▶ **Problem description**
What is needed is the run of lines from the one with "Read this page and output its text content." through the close of the data, set down exactly.

▶ **Rows**
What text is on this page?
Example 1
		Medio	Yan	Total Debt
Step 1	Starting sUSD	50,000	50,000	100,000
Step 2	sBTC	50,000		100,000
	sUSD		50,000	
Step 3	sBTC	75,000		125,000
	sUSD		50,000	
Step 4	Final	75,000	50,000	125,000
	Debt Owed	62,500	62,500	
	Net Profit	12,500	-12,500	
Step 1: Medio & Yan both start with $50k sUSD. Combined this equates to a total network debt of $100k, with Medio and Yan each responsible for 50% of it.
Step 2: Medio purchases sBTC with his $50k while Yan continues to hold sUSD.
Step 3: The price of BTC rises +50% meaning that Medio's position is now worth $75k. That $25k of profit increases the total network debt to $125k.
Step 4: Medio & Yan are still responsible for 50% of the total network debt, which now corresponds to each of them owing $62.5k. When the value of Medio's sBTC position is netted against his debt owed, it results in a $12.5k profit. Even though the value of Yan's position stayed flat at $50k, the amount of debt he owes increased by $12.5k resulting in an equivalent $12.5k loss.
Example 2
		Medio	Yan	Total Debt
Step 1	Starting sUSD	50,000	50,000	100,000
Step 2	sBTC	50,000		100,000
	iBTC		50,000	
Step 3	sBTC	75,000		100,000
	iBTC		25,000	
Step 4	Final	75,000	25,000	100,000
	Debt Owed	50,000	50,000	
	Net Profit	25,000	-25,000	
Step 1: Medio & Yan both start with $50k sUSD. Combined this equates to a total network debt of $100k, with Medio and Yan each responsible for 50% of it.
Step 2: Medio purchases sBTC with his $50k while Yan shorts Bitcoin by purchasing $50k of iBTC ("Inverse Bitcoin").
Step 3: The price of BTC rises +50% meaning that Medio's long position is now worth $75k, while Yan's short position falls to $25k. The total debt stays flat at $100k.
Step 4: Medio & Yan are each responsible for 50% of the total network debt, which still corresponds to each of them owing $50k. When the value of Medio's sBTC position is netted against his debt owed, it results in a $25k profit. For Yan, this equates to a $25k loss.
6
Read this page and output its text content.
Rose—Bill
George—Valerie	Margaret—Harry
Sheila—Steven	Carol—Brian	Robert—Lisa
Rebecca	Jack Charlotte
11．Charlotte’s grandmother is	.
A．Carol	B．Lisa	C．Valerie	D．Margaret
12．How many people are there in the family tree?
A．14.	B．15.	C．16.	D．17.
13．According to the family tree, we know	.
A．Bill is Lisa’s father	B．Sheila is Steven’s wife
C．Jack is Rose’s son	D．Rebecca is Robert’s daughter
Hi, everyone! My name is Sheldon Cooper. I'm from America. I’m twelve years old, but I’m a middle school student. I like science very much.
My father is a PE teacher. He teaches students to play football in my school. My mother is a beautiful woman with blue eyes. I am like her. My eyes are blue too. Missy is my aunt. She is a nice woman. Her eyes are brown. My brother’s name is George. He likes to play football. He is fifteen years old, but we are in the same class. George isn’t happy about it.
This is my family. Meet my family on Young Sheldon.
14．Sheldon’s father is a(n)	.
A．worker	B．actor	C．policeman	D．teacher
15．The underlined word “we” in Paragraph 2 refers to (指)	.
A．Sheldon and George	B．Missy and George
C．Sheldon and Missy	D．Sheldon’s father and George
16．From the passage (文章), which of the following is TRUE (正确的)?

▶ **Answer for the task**
Read this page and output its text content.
Rose—Bill
George—Valerie	Margaret—Harry
Sheila—Steven	Carol—Brian	Robert—Lisa
Rebecca	Jack Charlotte
11．Charlotte’s grandmother is	.
A．Carol	B．Lisa	C．Valerie	D．Margaret
12．How many people are there in the family tree?
A．14.	B．15.	C．16.	D．17.
13．According to the family tree, we know	.
A．Bill is Lisa’s father	B．Sheila is Steven’s wife
C．Jack is Rose’s son	D．Rebecca is Robert’s daughter
Hi, everyone! My name is Sheldon Cooper. I'm from America. I’m twelve years old, but I’m a middle school student. I like science very much.
My father is a PE teacher. He teaches students to play football in my school. My mother is a beautiful woman with blue eyes. I am like her. My eyes are blue too. Missy is my aunt. She is a nice woman. Her eyes are brown. My brother’s name is George. He likes to play football. He is fifteen years old, but we are in the same class. George isn’t happy about it.
This is my family. Meet my family on Young Sheldon.
14．Sheldon’s father is a(n)	.
A．worker	B．actor	C．policeman	D．teacher
15．The underlined word “we” in Paragraph 2 refers to (指)	.
A．Sheldon and George	B．Missy and George
C．Sheldon and Missy	D．Sheldon’s father and George
16．From the passage (文章), which of the following is TRUE (正确的)?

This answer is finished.